Start of Dataset rows

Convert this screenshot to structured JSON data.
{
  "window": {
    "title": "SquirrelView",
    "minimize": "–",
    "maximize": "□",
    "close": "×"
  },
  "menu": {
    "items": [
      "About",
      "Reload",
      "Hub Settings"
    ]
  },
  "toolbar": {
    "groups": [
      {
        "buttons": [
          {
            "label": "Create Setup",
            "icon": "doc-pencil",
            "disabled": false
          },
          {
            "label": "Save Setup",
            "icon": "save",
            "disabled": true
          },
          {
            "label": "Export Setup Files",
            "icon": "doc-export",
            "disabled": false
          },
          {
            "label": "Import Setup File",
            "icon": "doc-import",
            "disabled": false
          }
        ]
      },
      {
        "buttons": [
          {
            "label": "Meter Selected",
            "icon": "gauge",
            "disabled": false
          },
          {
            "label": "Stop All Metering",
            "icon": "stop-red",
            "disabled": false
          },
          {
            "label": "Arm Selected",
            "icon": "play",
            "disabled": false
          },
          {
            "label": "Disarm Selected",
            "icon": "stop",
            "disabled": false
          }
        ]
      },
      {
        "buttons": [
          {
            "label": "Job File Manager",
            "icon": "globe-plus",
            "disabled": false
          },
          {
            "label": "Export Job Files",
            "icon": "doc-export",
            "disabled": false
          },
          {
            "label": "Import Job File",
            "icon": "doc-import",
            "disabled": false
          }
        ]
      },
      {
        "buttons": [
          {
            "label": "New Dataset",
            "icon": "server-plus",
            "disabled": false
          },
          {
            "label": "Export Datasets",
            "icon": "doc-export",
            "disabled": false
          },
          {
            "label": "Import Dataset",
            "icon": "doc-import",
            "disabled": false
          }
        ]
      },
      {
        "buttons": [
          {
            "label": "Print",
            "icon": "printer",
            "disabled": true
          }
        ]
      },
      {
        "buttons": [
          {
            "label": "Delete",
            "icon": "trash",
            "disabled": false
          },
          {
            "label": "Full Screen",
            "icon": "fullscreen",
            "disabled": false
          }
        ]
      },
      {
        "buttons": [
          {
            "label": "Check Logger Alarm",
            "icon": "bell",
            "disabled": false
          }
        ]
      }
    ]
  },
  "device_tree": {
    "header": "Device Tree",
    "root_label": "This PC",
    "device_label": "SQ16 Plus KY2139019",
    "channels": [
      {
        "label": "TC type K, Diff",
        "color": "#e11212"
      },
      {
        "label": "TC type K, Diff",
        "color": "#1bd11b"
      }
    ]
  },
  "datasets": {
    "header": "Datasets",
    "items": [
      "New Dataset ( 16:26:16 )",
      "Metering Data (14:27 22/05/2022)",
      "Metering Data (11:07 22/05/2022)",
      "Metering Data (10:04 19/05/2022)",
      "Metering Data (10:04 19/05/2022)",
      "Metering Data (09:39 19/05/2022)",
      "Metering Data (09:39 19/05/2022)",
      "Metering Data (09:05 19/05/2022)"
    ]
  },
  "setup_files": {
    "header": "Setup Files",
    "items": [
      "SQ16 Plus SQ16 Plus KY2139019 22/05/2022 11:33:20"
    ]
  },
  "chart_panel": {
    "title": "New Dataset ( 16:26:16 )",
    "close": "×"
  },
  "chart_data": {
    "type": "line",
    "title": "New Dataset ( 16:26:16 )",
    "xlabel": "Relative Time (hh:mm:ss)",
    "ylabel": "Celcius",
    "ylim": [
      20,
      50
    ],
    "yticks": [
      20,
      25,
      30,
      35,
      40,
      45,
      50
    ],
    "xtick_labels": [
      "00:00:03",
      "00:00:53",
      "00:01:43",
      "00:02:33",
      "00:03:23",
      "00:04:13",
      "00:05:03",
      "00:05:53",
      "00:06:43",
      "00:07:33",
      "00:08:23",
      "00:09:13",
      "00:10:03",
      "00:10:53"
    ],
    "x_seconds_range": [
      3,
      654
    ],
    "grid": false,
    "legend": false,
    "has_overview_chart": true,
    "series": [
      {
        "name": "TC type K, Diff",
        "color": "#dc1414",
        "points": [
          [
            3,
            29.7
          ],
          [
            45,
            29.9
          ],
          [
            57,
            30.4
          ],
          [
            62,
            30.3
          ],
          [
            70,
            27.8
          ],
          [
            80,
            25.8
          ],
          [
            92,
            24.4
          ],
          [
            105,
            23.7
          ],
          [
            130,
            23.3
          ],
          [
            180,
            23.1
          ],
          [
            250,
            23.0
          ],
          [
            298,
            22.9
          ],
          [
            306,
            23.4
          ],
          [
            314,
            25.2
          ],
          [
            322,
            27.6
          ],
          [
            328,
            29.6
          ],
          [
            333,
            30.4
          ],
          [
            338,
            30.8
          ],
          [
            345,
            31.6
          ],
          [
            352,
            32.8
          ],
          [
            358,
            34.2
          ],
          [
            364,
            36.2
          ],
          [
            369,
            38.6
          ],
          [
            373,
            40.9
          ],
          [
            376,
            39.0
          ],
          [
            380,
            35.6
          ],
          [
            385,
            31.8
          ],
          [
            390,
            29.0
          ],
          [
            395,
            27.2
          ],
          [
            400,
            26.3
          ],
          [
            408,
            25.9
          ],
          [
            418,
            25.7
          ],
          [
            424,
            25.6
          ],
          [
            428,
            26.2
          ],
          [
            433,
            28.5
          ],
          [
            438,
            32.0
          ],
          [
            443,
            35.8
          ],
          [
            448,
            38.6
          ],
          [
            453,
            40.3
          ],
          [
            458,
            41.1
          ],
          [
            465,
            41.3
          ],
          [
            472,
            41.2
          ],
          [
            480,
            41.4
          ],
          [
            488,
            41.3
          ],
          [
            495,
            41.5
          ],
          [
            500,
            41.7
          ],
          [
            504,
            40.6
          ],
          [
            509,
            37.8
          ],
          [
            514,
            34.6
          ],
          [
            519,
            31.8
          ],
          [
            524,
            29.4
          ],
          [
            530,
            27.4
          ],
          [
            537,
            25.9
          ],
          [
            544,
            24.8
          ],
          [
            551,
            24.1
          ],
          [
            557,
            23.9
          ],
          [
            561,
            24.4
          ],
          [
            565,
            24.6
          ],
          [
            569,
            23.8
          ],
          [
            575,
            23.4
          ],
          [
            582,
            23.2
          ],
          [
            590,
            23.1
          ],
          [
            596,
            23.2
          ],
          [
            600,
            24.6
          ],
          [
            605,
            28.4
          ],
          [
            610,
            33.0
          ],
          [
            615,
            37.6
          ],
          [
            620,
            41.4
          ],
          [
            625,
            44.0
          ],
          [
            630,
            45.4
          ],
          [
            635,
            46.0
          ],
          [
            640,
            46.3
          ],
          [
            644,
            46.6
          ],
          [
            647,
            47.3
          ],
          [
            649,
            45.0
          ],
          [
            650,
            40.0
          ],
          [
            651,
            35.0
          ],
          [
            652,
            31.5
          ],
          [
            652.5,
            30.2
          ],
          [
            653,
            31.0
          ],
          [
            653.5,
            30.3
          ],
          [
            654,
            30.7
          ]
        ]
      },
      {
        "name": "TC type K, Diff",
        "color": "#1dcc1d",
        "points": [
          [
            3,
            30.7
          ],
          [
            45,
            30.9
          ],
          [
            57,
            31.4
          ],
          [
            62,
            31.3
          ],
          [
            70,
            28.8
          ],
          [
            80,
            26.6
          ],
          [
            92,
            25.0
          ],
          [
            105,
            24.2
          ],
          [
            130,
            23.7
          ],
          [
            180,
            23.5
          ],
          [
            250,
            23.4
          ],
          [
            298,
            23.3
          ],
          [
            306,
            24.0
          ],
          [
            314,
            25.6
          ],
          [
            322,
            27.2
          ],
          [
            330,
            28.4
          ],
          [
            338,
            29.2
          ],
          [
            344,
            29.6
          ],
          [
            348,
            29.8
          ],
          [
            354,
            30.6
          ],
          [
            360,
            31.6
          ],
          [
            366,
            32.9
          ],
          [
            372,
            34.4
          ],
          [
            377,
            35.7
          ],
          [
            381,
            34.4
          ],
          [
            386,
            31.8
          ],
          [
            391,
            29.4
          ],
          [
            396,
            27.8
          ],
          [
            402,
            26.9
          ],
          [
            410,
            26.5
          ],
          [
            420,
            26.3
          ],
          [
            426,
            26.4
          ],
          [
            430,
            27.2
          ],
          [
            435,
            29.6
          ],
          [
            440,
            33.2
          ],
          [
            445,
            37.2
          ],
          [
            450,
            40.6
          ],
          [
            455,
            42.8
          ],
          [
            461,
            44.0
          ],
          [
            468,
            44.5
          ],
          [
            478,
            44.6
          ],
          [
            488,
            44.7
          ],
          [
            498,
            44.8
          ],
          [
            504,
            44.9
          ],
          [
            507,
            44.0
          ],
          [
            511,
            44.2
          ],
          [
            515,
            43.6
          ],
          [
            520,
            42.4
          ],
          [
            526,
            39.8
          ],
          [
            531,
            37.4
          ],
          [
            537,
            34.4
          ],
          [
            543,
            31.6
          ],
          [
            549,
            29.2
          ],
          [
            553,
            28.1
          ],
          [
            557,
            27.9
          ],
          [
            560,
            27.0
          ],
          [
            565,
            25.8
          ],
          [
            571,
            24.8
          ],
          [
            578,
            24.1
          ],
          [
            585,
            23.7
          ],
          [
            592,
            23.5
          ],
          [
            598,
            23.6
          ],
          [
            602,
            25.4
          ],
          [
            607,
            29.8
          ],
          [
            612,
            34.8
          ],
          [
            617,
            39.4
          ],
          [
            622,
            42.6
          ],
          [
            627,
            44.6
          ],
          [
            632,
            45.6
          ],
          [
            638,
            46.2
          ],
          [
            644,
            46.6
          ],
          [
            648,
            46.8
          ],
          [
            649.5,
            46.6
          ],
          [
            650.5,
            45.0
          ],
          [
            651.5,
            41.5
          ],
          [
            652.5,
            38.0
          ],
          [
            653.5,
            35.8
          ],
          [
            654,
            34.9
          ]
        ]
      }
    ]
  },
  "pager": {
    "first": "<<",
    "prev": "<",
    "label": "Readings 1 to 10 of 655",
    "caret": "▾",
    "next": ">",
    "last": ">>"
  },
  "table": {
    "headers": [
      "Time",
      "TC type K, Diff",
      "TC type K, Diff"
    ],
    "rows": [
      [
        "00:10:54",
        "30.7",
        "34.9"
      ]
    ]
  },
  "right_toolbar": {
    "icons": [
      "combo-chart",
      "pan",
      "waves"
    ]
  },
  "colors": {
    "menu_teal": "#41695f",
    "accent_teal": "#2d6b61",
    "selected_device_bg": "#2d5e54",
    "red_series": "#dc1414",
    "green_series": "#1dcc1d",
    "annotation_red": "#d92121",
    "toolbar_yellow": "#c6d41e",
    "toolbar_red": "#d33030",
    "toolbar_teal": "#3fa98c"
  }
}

End of Dataset rows

Exercise aim
Work through the listing above and report how many lines include the string "type", with no other text.

Expected answer
7